== DATASET ENTRIES ==

= = = = = = =

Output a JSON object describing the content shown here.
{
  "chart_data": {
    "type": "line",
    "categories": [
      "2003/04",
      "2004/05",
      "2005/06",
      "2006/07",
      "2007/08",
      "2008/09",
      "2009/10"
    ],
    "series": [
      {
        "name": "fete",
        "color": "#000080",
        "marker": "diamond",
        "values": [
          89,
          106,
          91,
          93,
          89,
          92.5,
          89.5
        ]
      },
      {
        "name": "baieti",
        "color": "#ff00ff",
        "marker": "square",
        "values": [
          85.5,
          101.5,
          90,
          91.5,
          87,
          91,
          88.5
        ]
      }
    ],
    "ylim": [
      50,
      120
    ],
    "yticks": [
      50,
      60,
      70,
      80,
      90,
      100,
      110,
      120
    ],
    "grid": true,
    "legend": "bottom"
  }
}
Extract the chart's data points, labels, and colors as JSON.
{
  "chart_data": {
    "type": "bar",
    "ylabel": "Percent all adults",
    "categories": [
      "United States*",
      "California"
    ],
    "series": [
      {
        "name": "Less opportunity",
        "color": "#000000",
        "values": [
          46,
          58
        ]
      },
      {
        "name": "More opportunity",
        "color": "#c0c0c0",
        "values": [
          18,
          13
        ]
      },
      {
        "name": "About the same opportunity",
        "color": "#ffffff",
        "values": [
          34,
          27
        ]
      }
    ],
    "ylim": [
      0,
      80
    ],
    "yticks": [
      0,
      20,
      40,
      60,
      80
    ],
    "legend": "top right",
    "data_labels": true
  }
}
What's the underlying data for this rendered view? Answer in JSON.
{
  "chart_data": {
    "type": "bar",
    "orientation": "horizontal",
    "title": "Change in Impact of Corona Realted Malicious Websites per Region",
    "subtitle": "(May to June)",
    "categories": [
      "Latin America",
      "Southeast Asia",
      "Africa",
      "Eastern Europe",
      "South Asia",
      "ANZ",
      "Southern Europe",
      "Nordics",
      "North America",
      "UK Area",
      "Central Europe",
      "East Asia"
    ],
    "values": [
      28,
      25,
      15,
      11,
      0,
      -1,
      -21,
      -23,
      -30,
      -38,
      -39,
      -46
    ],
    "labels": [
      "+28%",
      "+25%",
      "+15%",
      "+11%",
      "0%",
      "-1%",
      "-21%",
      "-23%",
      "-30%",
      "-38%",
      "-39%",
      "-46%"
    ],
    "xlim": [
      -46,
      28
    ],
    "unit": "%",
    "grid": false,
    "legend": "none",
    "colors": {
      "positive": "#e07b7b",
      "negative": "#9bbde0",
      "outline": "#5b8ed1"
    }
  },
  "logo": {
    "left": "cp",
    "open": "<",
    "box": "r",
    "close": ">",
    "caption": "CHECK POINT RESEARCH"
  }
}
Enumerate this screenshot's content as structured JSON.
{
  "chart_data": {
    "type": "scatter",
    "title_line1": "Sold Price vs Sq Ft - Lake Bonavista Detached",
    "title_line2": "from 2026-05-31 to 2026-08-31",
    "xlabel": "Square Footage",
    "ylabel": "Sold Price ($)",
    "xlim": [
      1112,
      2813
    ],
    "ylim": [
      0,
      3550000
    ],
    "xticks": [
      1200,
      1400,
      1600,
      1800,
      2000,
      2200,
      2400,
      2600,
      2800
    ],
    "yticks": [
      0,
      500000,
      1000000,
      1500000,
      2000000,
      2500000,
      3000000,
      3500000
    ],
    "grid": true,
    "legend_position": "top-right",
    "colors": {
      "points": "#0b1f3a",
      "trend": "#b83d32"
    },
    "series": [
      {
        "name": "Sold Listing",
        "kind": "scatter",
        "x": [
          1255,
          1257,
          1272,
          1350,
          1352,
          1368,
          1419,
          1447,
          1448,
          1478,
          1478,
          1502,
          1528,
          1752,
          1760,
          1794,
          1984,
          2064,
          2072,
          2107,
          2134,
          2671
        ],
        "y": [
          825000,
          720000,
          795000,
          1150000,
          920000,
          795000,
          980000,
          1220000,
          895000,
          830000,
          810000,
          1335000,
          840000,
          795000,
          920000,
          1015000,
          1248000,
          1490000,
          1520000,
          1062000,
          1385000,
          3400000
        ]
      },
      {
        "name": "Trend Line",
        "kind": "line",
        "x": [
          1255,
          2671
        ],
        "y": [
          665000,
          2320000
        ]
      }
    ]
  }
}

= = = = = = =

Reproduce the material verbatim, line by line.

== SOLUTION FOR THIS PROBLEM ==
Output a JSON object describing the content shown here.
{
  "chart_data": {
    "type": "line",
    "categories": [
      "2003/04",
      "2004/05",
      "2005/06",
      "2006/07",
      "2007/08",
      "2008/09",
      "2009/10"
    ],
    "series": [
      {
        "name": "fete",
        "color": "#000080",
        "marker": "diamond",
        "values": [
          89,
          106,
          91,
          93,
          89,
          92.5,
          89.5
        ]
      },
      {
        "name": "baieti",
        "color": "#ff00ff",
        "marker": "square",
        "values": [
          85.5,
          101.5,
          90,
          91.5,
          87,
          91,
          88.5
        ]
      }
    ],
    "ylim": [
      50,
      120
    ],
    "yticks": [
      50,
      60,
      70,
      80,
      90,
      100,
      110,
      120
    ],
    "grid": true,
    "legend": "bottom"
  }
}
Extract the chart's data points, labels, and colors as JSON.
{
  "chart_data": {
    "type": "bar",
    "ylabel": "Percent all adults",
    "categories": [
      "United States*",
      "California"
    ],
    "series": [
      {
        "name": "Less opportunity",
        "color": "#000000",
        "values": [
          46,
          58
        ]
      },
      {
        "name": "More opportunity",
        "color": "#c0c0c0",
        "values": [
          18,
          13
        ]
      },
      {
        "name": "About the same opportunity",
        "color": "#ffffff",
        "values": [
          34,
          27
        ]
      }
    ],
    "ylim": [
      0,
      80
    ],
    "yticks": [
      0,
      20,
      40,
      60,
      80
    ],
    "legend": "top right",
    "data_labels": true
  }
}
What's the underlying data for this rendered view? Answer in JSON.
{
  "chart_data": {
    "type": "bar",
    "orientation": "horizontal",
    "title": "Change in Impact of Corona Realted Malicious Websites per Region",
    "subtitle": "(May to June)",
    "categories": [
      "Latin America",
      "Southeast Asia",
      "Africa",
      "Eastern Europe",
      "South Asia",
      "ANZ",
      "Southern Europe",
      "Nordics",
      "North America",
      "UK Area",
      "Central Europe",
      "East Asia"
    ],
    "values": [
      28,
      25,
      15,
      11,
      0,
      -1,
      -21,
      -23,
      -30,
      -38,
      -39,
      -46
    ],
    "labels": [
      "+28%",
      "+25%",
      "+15%",
      "+11%",
      "0%",
      "-1%",
      "-21%",
      "-23%",
      "-30%",
      "-38%",
      "-39%",
      "-46%"
    ],
    "xlim": [
      -46,
      28
    ],
    "unit": "%",
    "grid": false,
    "legend": "none",
    "colors": {
      "positive": "#e07b7b",
      "negative": "#9bbde0",
      "outline": "#5b8ed1"
    }
  },
  "logo": {
    "left": "cp",
    "open": "<",
    "box": "r",
    "close": ">",
    "caption": "CHECK POINT RESEARCH"
  }
}
Enumerate this screenshot's content as structured JSON.
{
  "chart_data": {
    "type": "scatter",
    "title_line1": "Sold Price vs Sq Ft - Lake Bonavista Detached",
    "title_line2": "from 2026-05-31 to 2026-08-31",
    "xlabel": "Square Footage",
    "ylabel": "Sold Price ($)",
    "xlim": [
      1112,
      2813
    ],
    "ylim": [
      0,
      3550000
    ],
    "xticks": [
      1200,
      1400,
      1600,
      1800,
      2000,
      2200,
      2400,
      2600,
      2800
    ],
    "yticks": [
      0,
      500000,
      1000000,
      1500000,
      2000000,
      2500000,
      3000000,
      3500000
    ],
    "grid": true,
    "legend_position": "top-right",
    "colors": {
      "points": "#0b1f3a",
      "trend": "#b83d32"
    },
    "series": [
      {
        "name": "Sold Listing",
        "kind": "scatter",
        "x": [
          1255,
          1257,
          1272,
          1350,
          1352,
          1368,
          1419,
          1447,
          1448,
          1478,
          1478,
          1502,
          1528,
          1752,
          1760,
          1794,
          1984,
          2064,
          2072,
          2107,
          2134,
          2671
        ],
        "y": [
          825000,
          720000,
          795000,
          1150000,
          920000,
          795000,
          980000,
          1220000,
          895000,
          830000,
          810000,
          1335000,
          840000,
          795000,
          920000,
          1015000,
          1248000,
          1490000,
          1520000,
          1062000,
          1385000,
          3400000
        ]
      },
      {
        "name": "Trend Line",
        "kind": "line",
        "x": [
          1255,
          2671
        ],
        "y": [
          665000,
          2320000
        ]
      }
    ]
  }
}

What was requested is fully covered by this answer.